- _PROVIDED INFORMATION_:
---

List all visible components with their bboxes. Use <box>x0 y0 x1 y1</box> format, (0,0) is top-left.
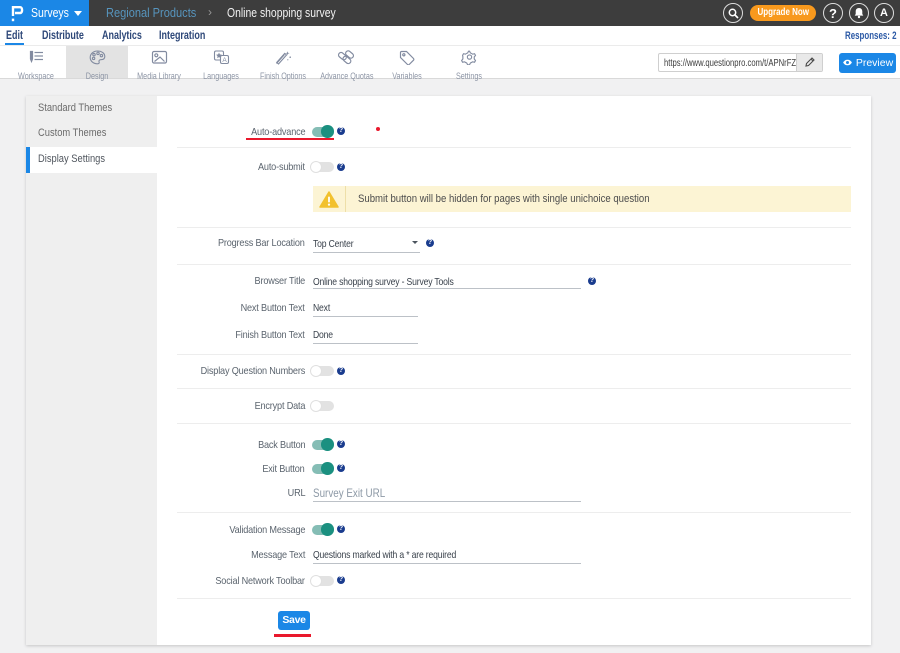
svg-text:A: A <box>222 57 227 64</box>
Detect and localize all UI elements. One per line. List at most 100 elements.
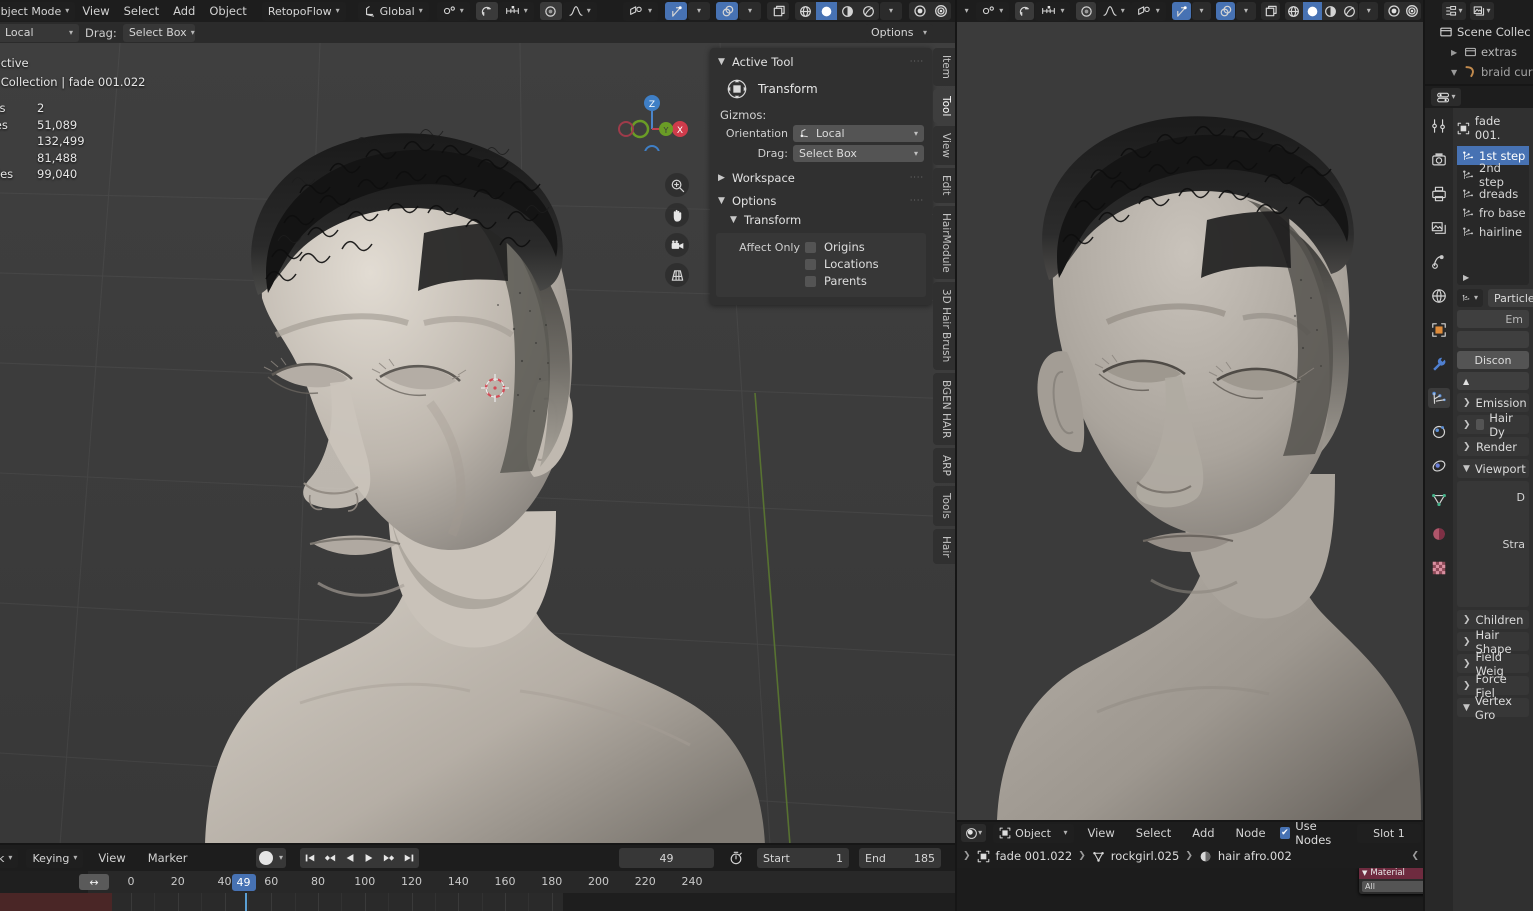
affect-only-row[interactable]: Parents [722, 274, 920, 288]
shader-menu-add[interactable]: Add [1185, 824, 1221, 842]
divider-horizontal-timeline[interactable] [0, 843, 955, 845]
jump-end-icon[interactable] [403, 852, 415, 864]
n-panel-tab-item[interactable]: Item [933, 48, 955, 86]
shader-menu-node[interactable]: Node [1229, 824, 1273, 842]
panel-header-render[interactable]: ❯ Render [1457, 437, 1529, 456]
n-panel-tab-hairmodule[interactable]: HairModule [933, 205, 955, 280]
overlays-toggle[interactable] [716, 2, 738, 20]
shading-wireframe-button-2[interactable] [1284, 2, 1304, 20]
render-preview-button[interactable] [909, 2, 930, 20]
viewport-display-panel[interactable]: ▼ Viewport D Stra [1453, 459, 1533, 607]
tab-particles[interactable] [1428, 388, 1450, 408]
playback-controls[interactable] [300, 848, 419, 868]
shader-editor-type[interactable]: ▾ [961, 824, 987, 842]
chevron-right-icon[interactable]: ❯ [1463, 637, 1471, 647]
timeline-channels[interactable] [0, 893, 955, 911]
timeline-menu-view[interactable]: View [91, 849, 132, 867]
shading-solid-button[interactable] [816, 2, 837, 20]
emitter-field[interactable]: Em [1457, 310, 1529, 328]
particle-system-fro-base[interactable]: fro base [1457, 203, 1529, 222]
collapse-row[interactable]: ▲ [1457, 372, 1529, 390]
particle-system-list[interactable]: 1st step 2nd step dreads fro base hairline ▶ [1457, 146, 1529, 285]
falloff-selector-2[interactable]: ▾ [1096, 1, 1131, 21]
snap-magnet-toggle-2[interactable] [1015, 2, 1035, 20]
shader-editor[interactable]: ▾ Object ▾ View Select Add Node ✔ Use No… [957, 819, 1423, 911]
viewport-nav-buttons[interactable] [665, 173, 689, 287]
render-preview-group[interactable] [909, 2, 951, 20]
particle-datablock-row[interactable]: ▾ Particle [1457, 289, 1533, 307]
play-icon[interactable] [363, 852, 375, 864]
playhead[interactable] [244, 893, 247, 911]
menu-view[interactable]: View [75, 2, 116, 20]
chevron-left-icon[interactable]: ❮ [1411, 851, 1419, 861]
jump-start-icon[interactable] [304, 852, 316, 864]
use-nodes-toggle[interactable]: ✔ Use Nodes [1279, 819, 1350, 847]
pan-button[interactable] [665, 203, 689, 227]
panel-header-hair-dy[interactable]: ❯ Hair Dy [1457, 411, 1529, 439]
gizmo-orientation-row[interactable]: Orientation Local ▾ [718, 125, 924, 142]
tab-material[interactable] [1428, 524, 1450, 544]
disconnect-row[interactable]: Discon [1457, 351, 1529, 369]
shader-breadcrumb[interactable]: ❯ fade 001.022 ❯ rockgirl.025 ❯ hair afr… [957, 844, 1423, 868]
checkbox-origins[interactable] [805, 241, 816, 253]
pivot-selector-2[interactable]: ▾ [976, 1, 1010, 21]
particle-system-dreads[interactable]: dreads [1457, 184, 1529, 203]
chevron-right-icon[interactable]: ❯ [1463, 442, 1471, 452]
properties-editor-type[interactable]: ▾ [1431, 88, 1461, 106]
play-reverse-icon[interactable] [344, 852, 356, 864]
gizmo-toggle-2[interactable] [1171, 2, 1191, 20]
outliner-row-scene-collection[interactable]: Scene Collec [1439, 22, 1533, 42]
shading-rendered-button[interactable] [858, 2, 879, 20]
n-panel-tab-3d-hair-brush[interactable]: 3D Hair Brush [933, 282, 955, 370]
checkbox-locations[interactable] [805, 258, 816, 270]
properties-editor[interactable]: ▾ fade 001. 1st step 2nd step dreads fro… [1425, 86, 1533, 911]
drag-mode-selector[interactable]: Select Box ▾ [122, 23, 195, 42]
editor-type-selector-2[interactable]: ▾ [957, 2, 976, 20]
panel-header-vertex-gro[interactable]: ▼ Vertex Gro [1457, 694, 1529, 722]
checkbox-parents[interactable] [805, 275, 816, 287]
properties-body[interactable]: fade 001. 1st step 2nd step dreads fro base… [1453, 108, 1533, 911]
chevron-right-icon[interactable]: ❯ [1463, 398, 1471, 408]
outliner-editor[interactable]: ▾ ▾ Scene Collec ▶ extras ▼ braid cur [1425, 0, 1533, 85]
snap-target-selector[interactable]: ▾ [498, 1, 534, 21]
options-button[interactable]: Options ▾ [865, 23, 933, 42]
proportional-edit-toggle-2[interactable] [1076, 2, 1096, 20]
n-panel-tab-tool[interactable]: Tool [933, 88, 955, 124]
shader-editor-header[interactable]: ▾ Object ▾ View Select Add Node ✔ Use No… [957, 819, 1423, 847]
panel-header-viewport-display[interactable]: ▼ Viewport [1457, 459, 1529, 478]
blank-field-row[interactable] [1457, 331, 1529, 348]
divider-horizontal-shader[interactable] [957, 820, 1423, 822]
tab-constraints[interactable] [1428, 456, 1450, 476]
viewport-header-left[interactable]: Object Mode▾ View Select Add Object Reto… [0, 0, 955, 22]
shading-options-2[interactable]: ▾ [1359, 2, 1379, 20]
chevron-right-icon[interactable]: ❯ [1463, 420, 1471, 430]
xray-toggle-2[interactable] [1260, 2, 1280, 20]
outliner-header[interactable]: ▾ ▾ [1425, 0, 1533, 22]
start-frame-field[interactable]: Start 1 [757, 848, 849, 868]
outliner-row-extras[interactable]: ▶ extras [1439, 42, 1533, 62]
shading-solid-button-2[interactable] [1303, 2, 1322, 20]
transform-subpanel-header[interactable]: ▼ Transform [710, 211, 932, 229]
menu-object[interactable]: Object [202, 2, 253, 20]
viewport-header-right[interactable]: ▾ ▾ ▾ ▾ ▾ ▾ ▾ ▾ [957, 0, 1423, 22]
active-tool-panel-header[interactable]: ▼ Active Tool ···· [710, 52, 932, 72]
render-preview-button-2[interactable] [1384, 2, 1403, 20]
camera-button[interactable] [665, 233, 689, 257]
particle-list-expand[interactable]: ▶ [1457, 269, 1529, 285]
orientation-dropdown[interactable]: Local ▾ [793, 125, 924, 142]
workspace-panel-header[interactable]: ▶ Workspace ···· [710, 168, 932, 188]
panel-header-hair-shape[interactable]: ❯ Hair Shape [1457, 628, 1529, 656]
n-panel-tab-edit[interactable]: Edit [933, 168, 955, 203]
tab-physics[interactable] [1428, 422, 1450, 442]
shading-mode-group-2[interactable] [1284, 2, 1359, 20]
render-final-button[interactable] [930, 2, 951, 20]
particle-system-2nd-step[interactable]: 2nd step [1457, 161, 1529, 189]
breadcrumb-material[interactable]: hair afro.002 [1218, 849, 1292, 863]
visibility-selector-2[interactable]: ▾ [1130, 1, 1166, 21]
shader-menu-view[interactable]: View [1081, 824, 1122, 842]
material-node[interactable]: ▼ Material All [1359, 868, 1423, 894]
xray-toggle[interactable] [767, 2, 789, 20]
collapse-toggle[interactable]: ▲ [1457, 372, 1529, 390]
disconnect-button[interactable]: Discon [1457, 351, 1529, 369]
n-panel-tab-hair[interactable]: Hair [933, 528, 955, 565]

---

- _YOUR TASK_: Give, as a JSON list of strings with one string per line and blank lines omitted, the lines of the listing from the line containing "affect-only-row[interactable]: Parents [722, 274, 920, 288]" up to and including the line containing "emitter-field[interactable]: Em [1457, 310, 1529, 328]".

- _FINAL RESULT_:
[
  "affect-only-row[interactable]: Parents [722, 274, 920, 288]",
  "shader-menu-add[interactable]: Add [1185, 824, 1221, 842]",
  "divider-horizontal-timeline[interactable] [0, 843, 955, 845]",
  "jump-end-icon[interactable] [403, 852, 415, 864]",
  "n-panel-tab-item[interactable]: Item [933, 48, 955, 86]",
  "shader-menu-node[interactable]: Node [1229, 824, 1273, 842]",
  "panel-header-render[interactable]: ❯ Render [1457, 437, 1529, 456]",
  "n-panel-tab-hairmodule[interactable]: HairModule [933, 205, 955, 280]",
  "overlays-toggle[interactable] [716, 2, 738, 20]",
  "shading-wireframe-button-2[interactable] [1284, 2, 1304, 20]",
  "render-preview-button[interactable] [909, 2, 930, 20]",
  "viewport-display-panel[interactable]: ▼ Viewport D Stra [1453, 459, 1533, 607]",
  "tab-particles[interactable] [1428, 388, 1450, 408]",
  "playback-controls[interactable] [300, 848, 419, 868]",
  "shader-editor-type[interactable]: ▾ [961, 824, 987, 842]",
  "chevron-right-icon[interactable]: ❯ [1463, 637, 1471, 647]",
  "timeline-channels[interactable] [0, 893, 955, 911]",
  "timeline-menu-view[interactable]: View [91, 849, 132, 867]",
  "shading-solid-button[interactable] [816, 2, 837, 20]",
  "emitter-field[interactable]: Em [1457, 310, 1529, 328]"
]